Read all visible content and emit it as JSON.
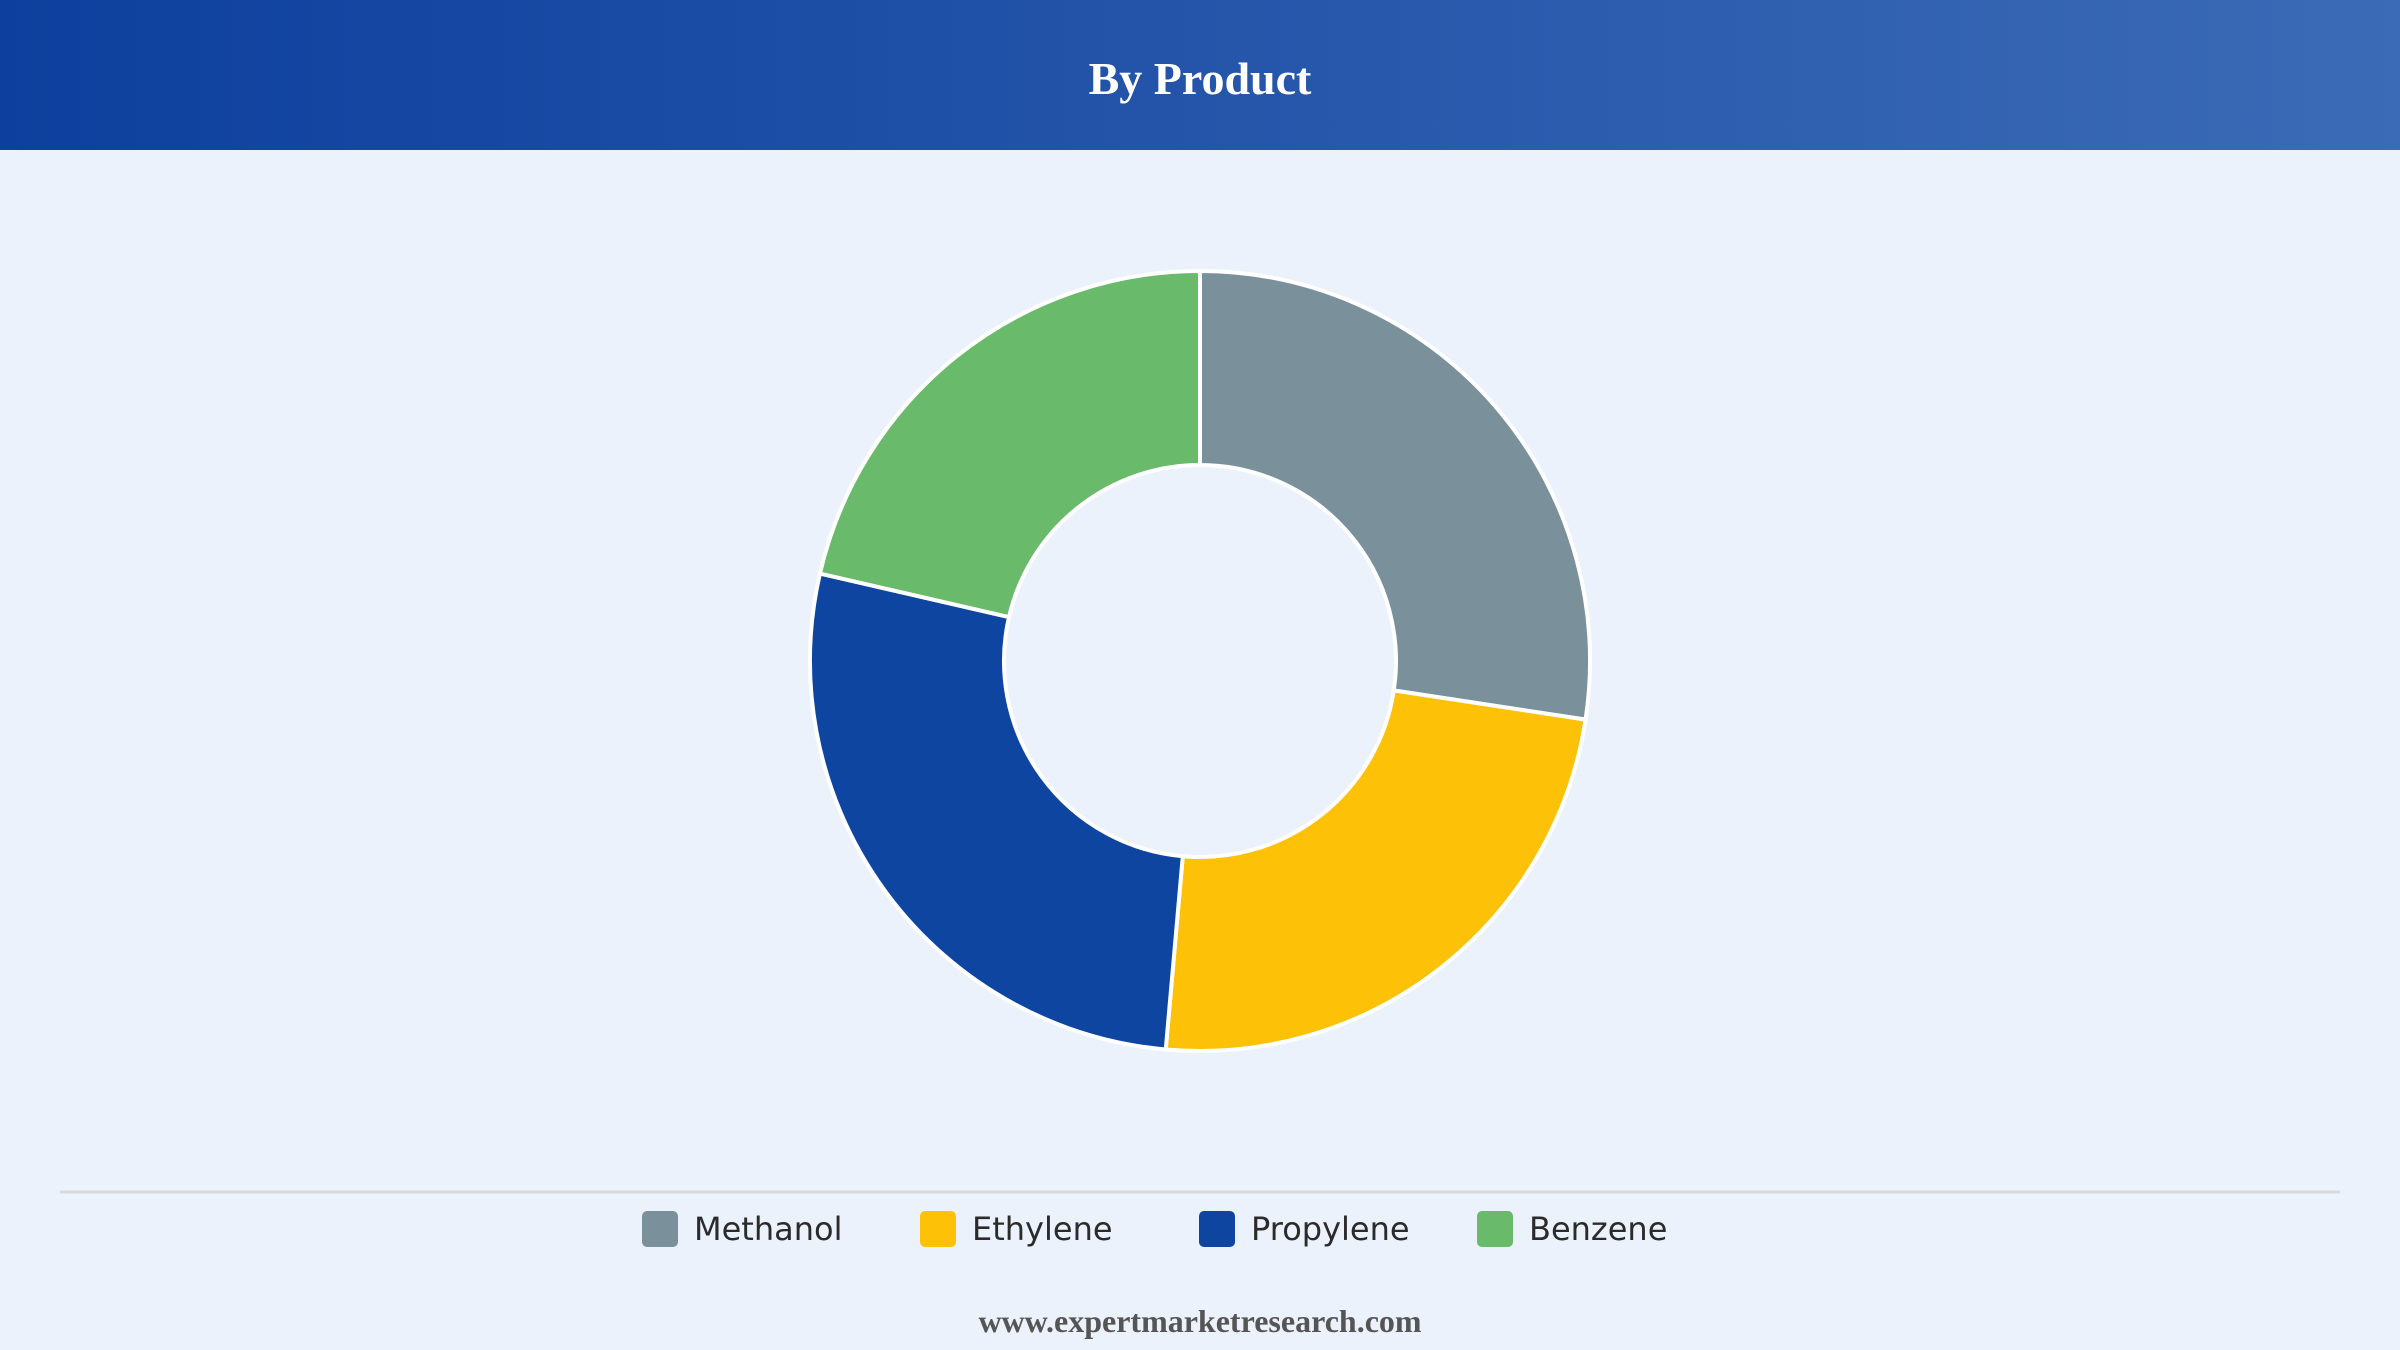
{
  "chart_data": {
    "type": "donut",
    "title": "By Product",
    "categories": [
      "Methanol",
      "Ethylene",
      "Propylene",
      "Benzene"
    ],
    "values": [
      27.4,
      24,
      27.2,
      21.4
    ],
    "colors": [
      "#7a919b",
      "#fdc107",
      "#0d45a0",
      "#69ba6b"
    ],
    "source": "www.expertmarketresearch.com"
  }
}
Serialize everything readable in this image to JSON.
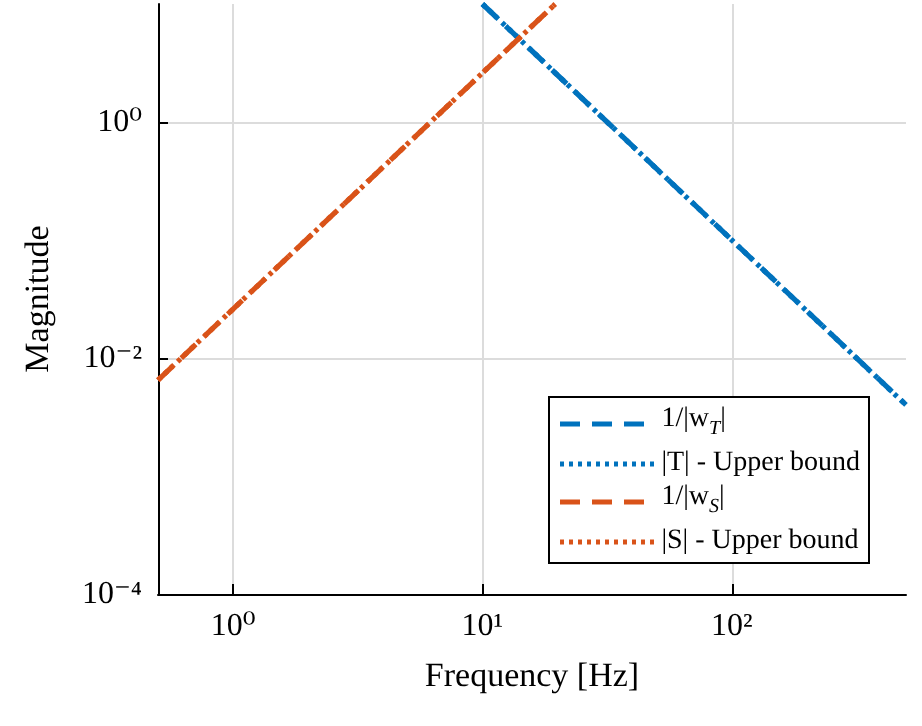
{
  "chart_data": {
    "type": "line",
    "xlabel": "Frequency [Hz]",
    "ylabel": "Magnitude",
    "log": "xy",
    "grid": true,
    "legend": "bottom right",
    "marker": "none",
    "xlim": [
      0.5,
      500
    ],
    "xticks": [
      {
        "value": 1,
        "label": "10⁰"
      },
      {
        "value": 10,
        "label": "10¹"
      },
      {
        "value": 100,
        "label": "10²"
      }
    ],
    "ylim": [
      0.0001,
      10
    ],
    "yticks": [
      {
        "value": 0.0001,
        "label": "10⁻⁴"
      },
      {
        "value": 0.01,
        "label": "10⁻²"
      },
      {
        "value": 1,
        "label": "10⁰"
      }
    ],
    "series": [
      {
        "name": "1/|w$_{T}$|",
        "color": "#0072bd",
        "line_style": "dashed",
        "x": [
          10,
          100,
          500
        ],
        "values": [
          10,
          0.1,
          0.004
        ]
      },
      {
        "name": "|T| - Upper bound",
        "color": "#0072bd",
        "line_style": "dotted",
        "x": [
          10,
          100,
          500
        ],
        "values": [
          10,
          0.1,
          0.004
        ]
      },
      {
        "name": "1/|w$_{S}$|",
        "color": "#d95319",
        "line_style": "dashed",
        "x": [
          0.5,
          1,
          10,
          19.6
        ],
        "values": [
          0.0065,
          0.026,
          2.6,
          10
        ]
      },
      {
        "name": "|S| - Upper bound",
        "color": "#d95319",
        "line_style": "dotted",
        "x": [
          0.5,
          1,
          10,
          19.6
        ],
        "values": [
          0.0065,
          0.026,
          2.6,
          10
        ]
      }
    ]
  }
}
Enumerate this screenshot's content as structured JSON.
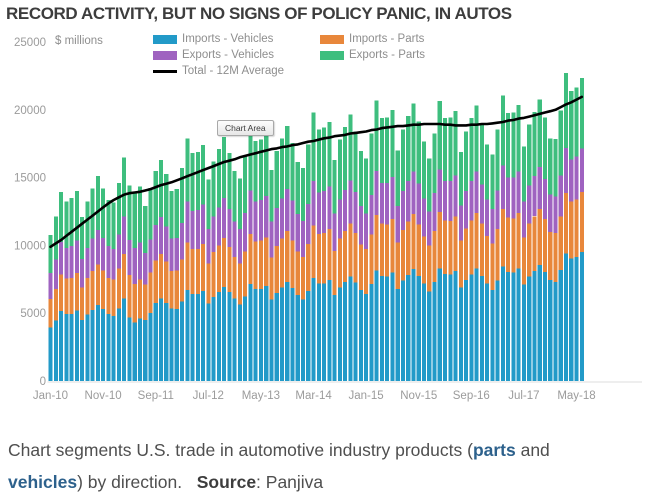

WORK INSTRUCTIONS | Gather every line containing the word "this" and copy it.

EXERCISE SOLUTION |
Serialize everything readable in this image to JSON.
Enumerate this screenshot's content as structured JSON.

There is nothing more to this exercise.